■ AIM
Say how many lines in the data below contain the word "Sainte", and give no other text.

■ INPUT DATA
================================

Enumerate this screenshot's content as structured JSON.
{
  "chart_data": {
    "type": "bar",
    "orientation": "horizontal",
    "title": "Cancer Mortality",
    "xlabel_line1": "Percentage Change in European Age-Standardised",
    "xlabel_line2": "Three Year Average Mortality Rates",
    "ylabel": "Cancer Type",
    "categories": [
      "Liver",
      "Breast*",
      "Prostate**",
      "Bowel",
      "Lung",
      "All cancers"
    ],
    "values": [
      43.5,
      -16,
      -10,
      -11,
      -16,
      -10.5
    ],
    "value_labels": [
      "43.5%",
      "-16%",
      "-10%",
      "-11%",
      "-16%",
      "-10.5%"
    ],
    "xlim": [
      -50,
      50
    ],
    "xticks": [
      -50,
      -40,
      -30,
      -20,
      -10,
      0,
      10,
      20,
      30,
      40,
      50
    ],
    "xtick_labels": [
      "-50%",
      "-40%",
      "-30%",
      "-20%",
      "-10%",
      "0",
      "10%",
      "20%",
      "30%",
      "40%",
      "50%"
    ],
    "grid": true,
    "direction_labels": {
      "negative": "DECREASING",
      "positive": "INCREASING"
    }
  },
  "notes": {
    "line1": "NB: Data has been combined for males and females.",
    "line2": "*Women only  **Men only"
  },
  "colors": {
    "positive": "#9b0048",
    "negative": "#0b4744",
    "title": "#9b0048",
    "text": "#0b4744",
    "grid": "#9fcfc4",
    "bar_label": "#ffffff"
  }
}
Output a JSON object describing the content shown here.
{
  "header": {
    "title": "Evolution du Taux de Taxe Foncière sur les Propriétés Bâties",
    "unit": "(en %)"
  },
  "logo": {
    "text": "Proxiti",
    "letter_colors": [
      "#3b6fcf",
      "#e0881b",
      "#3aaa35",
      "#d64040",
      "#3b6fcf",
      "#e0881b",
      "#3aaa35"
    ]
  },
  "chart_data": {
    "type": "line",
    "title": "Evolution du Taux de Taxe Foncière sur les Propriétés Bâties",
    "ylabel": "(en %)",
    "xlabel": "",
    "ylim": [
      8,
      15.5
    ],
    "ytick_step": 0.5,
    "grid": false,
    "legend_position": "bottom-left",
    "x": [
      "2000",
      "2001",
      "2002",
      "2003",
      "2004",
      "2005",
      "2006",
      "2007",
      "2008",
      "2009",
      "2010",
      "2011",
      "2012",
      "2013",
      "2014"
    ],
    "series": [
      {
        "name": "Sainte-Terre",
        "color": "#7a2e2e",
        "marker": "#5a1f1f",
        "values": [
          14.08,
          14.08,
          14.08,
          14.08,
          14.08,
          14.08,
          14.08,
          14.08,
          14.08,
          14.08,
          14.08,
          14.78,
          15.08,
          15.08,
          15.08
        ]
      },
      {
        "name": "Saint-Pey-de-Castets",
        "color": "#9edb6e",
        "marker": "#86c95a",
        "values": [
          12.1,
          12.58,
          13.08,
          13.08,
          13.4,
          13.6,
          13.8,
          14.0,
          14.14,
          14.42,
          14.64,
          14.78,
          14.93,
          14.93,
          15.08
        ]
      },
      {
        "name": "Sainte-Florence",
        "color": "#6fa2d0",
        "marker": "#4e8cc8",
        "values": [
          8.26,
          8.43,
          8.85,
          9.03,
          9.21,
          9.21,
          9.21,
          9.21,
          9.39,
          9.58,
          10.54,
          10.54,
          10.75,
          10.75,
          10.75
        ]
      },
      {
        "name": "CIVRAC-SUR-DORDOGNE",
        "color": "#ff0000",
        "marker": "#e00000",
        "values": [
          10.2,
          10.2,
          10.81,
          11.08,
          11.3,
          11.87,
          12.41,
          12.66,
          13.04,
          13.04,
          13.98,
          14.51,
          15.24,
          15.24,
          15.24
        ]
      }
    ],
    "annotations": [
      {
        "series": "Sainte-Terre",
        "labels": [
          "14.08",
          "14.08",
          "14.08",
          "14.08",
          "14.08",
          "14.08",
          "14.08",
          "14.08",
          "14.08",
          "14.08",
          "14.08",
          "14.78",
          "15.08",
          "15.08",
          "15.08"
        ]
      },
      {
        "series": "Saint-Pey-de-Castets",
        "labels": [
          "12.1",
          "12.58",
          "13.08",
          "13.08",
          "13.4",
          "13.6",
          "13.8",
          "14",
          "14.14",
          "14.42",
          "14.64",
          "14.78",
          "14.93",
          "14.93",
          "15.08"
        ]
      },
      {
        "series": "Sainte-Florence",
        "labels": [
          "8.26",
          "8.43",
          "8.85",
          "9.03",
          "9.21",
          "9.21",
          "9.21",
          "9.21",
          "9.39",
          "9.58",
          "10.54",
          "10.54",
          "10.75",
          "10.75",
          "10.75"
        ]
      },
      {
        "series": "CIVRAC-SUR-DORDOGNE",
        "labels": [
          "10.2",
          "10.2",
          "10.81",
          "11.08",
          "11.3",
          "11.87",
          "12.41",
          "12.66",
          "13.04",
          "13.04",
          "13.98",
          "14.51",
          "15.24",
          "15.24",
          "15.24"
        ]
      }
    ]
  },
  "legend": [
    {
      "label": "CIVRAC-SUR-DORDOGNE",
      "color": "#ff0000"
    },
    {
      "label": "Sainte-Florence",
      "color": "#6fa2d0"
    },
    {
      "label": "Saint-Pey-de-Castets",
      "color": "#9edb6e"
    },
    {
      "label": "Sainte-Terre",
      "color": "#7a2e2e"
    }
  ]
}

================================

■ EXPECTED OUTPUT
6